EXERCISE DETAILS » List, from the lines below, each one with "minimize" in it.

#####

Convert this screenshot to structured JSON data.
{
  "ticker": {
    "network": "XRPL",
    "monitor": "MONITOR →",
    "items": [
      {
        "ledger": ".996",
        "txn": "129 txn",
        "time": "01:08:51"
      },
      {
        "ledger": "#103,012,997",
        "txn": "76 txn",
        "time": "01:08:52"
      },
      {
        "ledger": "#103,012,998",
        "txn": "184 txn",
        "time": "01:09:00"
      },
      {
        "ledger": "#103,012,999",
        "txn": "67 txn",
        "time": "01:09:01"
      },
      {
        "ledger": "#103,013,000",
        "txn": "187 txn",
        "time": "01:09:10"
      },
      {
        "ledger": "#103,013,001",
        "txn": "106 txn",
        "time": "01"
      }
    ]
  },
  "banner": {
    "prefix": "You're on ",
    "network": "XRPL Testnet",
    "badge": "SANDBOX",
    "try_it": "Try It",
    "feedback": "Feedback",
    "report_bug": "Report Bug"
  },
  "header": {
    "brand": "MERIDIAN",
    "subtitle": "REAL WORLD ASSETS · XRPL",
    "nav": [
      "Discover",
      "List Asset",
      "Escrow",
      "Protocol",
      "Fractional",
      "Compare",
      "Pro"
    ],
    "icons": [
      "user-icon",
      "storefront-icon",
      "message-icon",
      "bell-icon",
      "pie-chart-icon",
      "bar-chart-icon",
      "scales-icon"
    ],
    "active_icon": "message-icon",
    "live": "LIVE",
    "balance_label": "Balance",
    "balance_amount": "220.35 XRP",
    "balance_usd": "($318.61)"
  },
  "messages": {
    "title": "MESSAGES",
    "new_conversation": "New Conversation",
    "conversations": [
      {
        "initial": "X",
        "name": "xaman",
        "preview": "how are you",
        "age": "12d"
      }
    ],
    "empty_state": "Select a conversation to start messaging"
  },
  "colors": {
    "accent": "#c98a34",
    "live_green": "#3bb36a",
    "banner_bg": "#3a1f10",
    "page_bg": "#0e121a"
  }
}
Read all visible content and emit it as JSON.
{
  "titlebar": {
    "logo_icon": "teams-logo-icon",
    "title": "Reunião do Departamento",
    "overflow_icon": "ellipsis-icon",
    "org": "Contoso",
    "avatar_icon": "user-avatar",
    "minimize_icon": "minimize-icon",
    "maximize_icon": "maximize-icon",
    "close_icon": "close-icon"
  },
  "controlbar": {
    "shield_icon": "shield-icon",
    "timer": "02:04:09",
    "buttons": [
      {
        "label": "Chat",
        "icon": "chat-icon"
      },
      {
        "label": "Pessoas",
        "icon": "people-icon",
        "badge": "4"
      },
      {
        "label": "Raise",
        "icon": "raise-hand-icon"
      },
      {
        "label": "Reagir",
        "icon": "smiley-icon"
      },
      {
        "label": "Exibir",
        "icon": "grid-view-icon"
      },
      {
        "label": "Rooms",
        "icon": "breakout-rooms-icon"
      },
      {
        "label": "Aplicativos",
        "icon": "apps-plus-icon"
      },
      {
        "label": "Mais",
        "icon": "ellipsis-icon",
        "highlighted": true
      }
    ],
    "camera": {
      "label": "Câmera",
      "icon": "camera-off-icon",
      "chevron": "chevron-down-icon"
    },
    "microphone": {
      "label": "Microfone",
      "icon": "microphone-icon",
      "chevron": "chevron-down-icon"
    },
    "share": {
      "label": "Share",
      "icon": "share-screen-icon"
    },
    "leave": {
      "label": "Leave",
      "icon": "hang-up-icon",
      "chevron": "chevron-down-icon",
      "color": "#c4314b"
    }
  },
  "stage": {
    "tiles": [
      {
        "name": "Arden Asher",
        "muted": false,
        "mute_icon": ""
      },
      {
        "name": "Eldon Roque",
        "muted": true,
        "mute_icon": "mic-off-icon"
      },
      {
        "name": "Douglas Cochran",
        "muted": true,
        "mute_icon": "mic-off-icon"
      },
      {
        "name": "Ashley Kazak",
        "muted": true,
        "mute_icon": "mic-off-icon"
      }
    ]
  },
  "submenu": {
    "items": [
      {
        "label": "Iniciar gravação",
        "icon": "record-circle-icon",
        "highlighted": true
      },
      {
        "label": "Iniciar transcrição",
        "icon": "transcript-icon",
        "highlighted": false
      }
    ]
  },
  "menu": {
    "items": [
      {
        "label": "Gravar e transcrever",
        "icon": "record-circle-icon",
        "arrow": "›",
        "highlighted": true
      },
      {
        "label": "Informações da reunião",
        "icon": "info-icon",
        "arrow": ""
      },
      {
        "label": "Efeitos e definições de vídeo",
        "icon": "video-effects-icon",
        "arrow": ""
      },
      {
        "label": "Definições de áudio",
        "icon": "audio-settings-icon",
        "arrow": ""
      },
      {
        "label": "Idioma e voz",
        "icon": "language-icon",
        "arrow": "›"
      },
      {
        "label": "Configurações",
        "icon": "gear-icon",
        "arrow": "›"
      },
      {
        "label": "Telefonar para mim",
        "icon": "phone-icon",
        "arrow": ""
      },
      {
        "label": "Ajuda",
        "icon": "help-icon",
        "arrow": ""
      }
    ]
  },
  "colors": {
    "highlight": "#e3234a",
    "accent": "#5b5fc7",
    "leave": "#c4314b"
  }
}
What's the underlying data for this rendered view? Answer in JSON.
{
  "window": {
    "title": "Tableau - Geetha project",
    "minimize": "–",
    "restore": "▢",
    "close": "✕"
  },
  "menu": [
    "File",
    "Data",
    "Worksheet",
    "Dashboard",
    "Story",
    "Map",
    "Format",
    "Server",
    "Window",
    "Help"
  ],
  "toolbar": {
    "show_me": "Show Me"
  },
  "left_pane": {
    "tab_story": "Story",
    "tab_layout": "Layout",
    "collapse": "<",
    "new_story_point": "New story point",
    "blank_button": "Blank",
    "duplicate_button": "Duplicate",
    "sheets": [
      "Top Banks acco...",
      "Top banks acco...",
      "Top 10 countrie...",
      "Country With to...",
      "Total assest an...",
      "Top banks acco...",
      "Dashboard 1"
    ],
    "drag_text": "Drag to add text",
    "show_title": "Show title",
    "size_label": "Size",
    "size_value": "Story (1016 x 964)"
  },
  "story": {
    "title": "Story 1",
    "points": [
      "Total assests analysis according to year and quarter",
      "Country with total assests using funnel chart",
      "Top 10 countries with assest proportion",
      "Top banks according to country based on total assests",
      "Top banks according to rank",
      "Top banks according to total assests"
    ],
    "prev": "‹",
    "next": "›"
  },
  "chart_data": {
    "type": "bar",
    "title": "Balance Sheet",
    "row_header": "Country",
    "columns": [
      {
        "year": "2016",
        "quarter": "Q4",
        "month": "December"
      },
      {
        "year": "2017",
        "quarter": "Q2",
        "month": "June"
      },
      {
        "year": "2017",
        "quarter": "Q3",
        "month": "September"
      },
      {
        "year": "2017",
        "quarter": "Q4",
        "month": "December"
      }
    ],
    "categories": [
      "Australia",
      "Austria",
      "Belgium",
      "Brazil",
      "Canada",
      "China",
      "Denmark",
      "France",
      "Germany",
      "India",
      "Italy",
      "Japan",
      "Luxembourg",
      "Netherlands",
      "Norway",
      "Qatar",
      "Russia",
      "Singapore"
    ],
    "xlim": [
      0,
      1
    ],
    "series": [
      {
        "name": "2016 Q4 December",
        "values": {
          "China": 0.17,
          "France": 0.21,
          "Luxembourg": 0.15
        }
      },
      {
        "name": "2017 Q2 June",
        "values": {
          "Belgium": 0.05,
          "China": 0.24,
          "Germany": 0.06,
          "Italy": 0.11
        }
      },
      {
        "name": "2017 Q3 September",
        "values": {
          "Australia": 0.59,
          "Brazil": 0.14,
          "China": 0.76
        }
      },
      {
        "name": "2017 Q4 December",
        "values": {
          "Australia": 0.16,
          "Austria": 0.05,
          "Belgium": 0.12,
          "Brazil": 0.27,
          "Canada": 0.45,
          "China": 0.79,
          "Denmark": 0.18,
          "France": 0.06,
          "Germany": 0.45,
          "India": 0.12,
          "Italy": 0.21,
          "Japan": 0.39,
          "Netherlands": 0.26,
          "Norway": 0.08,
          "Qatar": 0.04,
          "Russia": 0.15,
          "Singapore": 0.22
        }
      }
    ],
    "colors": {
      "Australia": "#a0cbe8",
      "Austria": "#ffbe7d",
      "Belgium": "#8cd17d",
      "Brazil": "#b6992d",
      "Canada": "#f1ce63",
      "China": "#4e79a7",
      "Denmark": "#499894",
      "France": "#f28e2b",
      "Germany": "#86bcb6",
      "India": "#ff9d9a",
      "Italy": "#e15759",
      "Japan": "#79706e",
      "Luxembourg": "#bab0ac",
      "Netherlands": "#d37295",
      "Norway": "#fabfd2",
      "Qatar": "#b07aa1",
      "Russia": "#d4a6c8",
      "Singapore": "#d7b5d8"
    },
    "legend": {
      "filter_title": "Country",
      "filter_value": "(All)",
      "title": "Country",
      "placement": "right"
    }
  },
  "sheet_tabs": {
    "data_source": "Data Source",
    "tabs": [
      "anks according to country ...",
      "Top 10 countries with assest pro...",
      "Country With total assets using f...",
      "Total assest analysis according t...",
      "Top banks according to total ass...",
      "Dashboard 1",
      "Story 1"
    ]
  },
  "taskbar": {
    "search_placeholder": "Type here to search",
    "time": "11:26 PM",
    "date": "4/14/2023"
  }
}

#####

FINISHED ANSWER »
    "minimize_icon": "minimize-icon",
    "minimize": "–",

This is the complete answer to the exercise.